(INSTRUCCIÓN ESCRITA 1)
Traduce al inglés esta oración del fragmento sobre el jardín y la cocina: "Me relaja cambiar los envases cuando queda menos cantidad."

++++++++

Precisamente, cuido del jardín con el empeño de quien vivirá aquí el resto de su existencia. He plantado bulbos, brezo, tomillo, romero, salvia, una hortensia, cilantro y otras plantas. Y aunque una persona me preguntó para qué lo hacía si me marcharía pronto, me gusta creer que los próximos inquilinos pensaran que hubo quien soñó con un jardín bonito. Lo imaginó y procuró tenerlo. Sí, la vida pasa, pero algo queda. Y yo sonrío con los primeros iris que asoman. 

Tengo la mitad de la mitad de la mitad de la ropa que tenía en España. Y me sobra. Recuerdo que de pequeña solo tenía un abrigo para diario y otro para los domingos. Era suficiente. Solo tenía dos pares de zapatos, y me sobraba. ¡Cómo ha cambiado todo! 

El apartado cocina merece otro capítulo. Trajimos dos aceites especiales: L'Amo de Aubocassa y Abbae de Queiles. Y los dosifico como si fueran oro. 

Lo mismo sucede con los caparrones, con la miel y con la mermelada de mora que hice con mi madre y con mis sobrinos. Están llegando a su fin y yo estoy aprendiendo a asumir que así es la vida. 

Confieso que me fascina tener mil especias, diferentes tipos de té, arroces, vinagres... Me encanta conservar adecuadamente cada alimento en un bote de cristal. 





Me relaja cambiar los envases cuando queda menos cantidad. Mi marido dice que ordenar los armarios de la cocina es mi hobby favorito. Y no se equivoca. 

Ya lo hacía en la gran despensa de mi casa familiar. Siendo niña, periódicamente, revisaba la caducidad de los botes y le recordaba a mi madre aquello con lo que debía cocinar no tardando.

++++++++

(INSTRUCCIÓN ESCRITA 2)
Reproduce las líneas de las entradas desde la primera hasta la que contiene "image-file-name: pexels-genaro-servA_n-1343522 [517,563,765,582]", ambas incluidas, y cambia "Fashion Quiz" por "Clothing Quiz" sin alterar nada más.

Líneas de datos:
++++++++

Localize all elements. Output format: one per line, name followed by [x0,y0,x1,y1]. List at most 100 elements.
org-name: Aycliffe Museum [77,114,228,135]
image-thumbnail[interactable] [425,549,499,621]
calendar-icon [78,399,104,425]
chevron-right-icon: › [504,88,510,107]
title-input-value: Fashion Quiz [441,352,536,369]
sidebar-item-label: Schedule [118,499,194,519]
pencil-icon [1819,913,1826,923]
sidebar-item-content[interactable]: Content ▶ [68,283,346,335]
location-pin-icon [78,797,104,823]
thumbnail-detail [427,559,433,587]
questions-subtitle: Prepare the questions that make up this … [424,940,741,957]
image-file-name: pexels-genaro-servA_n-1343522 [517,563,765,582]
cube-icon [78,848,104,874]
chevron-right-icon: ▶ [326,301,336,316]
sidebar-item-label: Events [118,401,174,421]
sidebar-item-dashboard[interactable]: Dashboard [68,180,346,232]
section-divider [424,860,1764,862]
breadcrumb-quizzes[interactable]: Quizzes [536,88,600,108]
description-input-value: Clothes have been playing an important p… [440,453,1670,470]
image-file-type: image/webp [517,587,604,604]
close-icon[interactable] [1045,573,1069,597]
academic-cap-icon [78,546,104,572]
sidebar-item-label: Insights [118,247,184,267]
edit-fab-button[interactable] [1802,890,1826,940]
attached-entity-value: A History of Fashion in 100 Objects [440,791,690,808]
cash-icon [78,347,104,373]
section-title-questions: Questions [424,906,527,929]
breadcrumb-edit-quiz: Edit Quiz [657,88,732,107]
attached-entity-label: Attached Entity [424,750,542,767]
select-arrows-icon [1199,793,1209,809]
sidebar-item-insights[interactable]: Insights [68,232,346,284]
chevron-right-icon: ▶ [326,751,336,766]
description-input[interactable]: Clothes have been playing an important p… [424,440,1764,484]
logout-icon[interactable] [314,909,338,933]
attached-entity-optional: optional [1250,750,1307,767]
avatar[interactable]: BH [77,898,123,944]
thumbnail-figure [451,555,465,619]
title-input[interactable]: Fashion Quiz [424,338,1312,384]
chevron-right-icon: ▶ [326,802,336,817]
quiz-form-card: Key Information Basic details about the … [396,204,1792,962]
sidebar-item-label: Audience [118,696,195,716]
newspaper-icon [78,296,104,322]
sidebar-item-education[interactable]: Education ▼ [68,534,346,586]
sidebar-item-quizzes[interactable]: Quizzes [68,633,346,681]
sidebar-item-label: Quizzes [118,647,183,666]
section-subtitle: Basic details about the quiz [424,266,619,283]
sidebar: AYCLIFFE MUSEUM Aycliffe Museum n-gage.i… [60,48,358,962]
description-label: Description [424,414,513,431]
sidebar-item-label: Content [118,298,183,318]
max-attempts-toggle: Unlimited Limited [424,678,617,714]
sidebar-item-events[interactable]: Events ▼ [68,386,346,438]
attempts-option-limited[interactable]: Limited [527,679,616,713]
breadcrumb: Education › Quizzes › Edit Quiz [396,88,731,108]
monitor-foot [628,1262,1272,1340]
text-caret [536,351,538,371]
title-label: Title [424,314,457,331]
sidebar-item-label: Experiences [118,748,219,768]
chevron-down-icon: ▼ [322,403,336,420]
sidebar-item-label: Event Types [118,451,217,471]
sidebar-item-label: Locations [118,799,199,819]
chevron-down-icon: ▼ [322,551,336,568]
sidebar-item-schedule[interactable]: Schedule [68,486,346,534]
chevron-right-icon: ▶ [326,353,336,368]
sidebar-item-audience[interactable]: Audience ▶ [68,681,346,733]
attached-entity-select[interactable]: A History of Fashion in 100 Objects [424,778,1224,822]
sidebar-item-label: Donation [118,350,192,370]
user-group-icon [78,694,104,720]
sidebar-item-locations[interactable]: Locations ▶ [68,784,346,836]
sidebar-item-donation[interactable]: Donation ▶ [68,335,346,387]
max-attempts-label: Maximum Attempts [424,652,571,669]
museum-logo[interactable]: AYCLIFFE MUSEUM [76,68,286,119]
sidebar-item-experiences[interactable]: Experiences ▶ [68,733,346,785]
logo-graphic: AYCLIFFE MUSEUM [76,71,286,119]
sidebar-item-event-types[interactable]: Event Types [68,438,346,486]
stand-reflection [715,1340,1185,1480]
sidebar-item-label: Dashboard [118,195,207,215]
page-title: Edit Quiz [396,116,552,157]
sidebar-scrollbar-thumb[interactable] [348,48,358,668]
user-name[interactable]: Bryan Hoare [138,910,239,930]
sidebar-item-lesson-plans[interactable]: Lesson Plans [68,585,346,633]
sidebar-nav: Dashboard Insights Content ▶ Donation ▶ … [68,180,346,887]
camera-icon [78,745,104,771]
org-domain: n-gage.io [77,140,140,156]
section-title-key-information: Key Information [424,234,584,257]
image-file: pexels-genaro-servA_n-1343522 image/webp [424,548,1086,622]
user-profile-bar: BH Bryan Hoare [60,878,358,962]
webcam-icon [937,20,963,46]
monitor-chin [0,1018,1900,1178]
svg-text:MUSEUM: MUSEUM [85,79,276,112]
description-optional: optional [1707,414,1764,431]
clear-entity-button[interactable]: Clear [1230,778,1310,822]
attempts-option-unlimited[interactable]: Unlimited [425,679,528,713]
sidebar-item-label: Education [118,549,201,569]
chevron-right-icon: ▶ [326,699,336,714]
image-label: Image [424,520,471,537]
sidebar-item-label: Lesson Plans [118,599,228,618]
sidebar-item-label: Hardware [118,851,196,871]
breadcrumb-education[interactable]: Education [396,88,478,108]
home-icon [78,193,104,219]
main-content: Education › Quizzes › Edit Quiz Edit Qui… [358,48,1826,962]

++++++++

(RESULTADO DEL EJERCICIO 1)
It relaxes me to change the containers when there is less left.

(RESULTADO DEL EJERCICIO 2)
Localize all elements. Output format: one per line, name followed by [x0,y0,x1,y1]. List at most 100 elements.
org-name: Aycliffe Museum [77,114,228,135]
image-thumbnail[interactable] [425,549,499,621]
calendar-icon [78,399,104,425]
chevron-right-icon: › [504,88,510,107]
title-input-value: Clothing Quiz [441,352,536,369]
sidebar-item-label: Schedule [118,499,194,519]
pencil-icon [1819,913,1826,923]
sidebar-item-content[interactable]: Content ▶ [68,283,346,335]
location-pin-icon [78,797,104,823]
thumbnail-detail [427,559,433,587]
questions-subtitle: Prepare the questions that make up this … [424,940,741,957]
image-file-name: pexels-genaro-servA_n-1343522 [517,563,765,582]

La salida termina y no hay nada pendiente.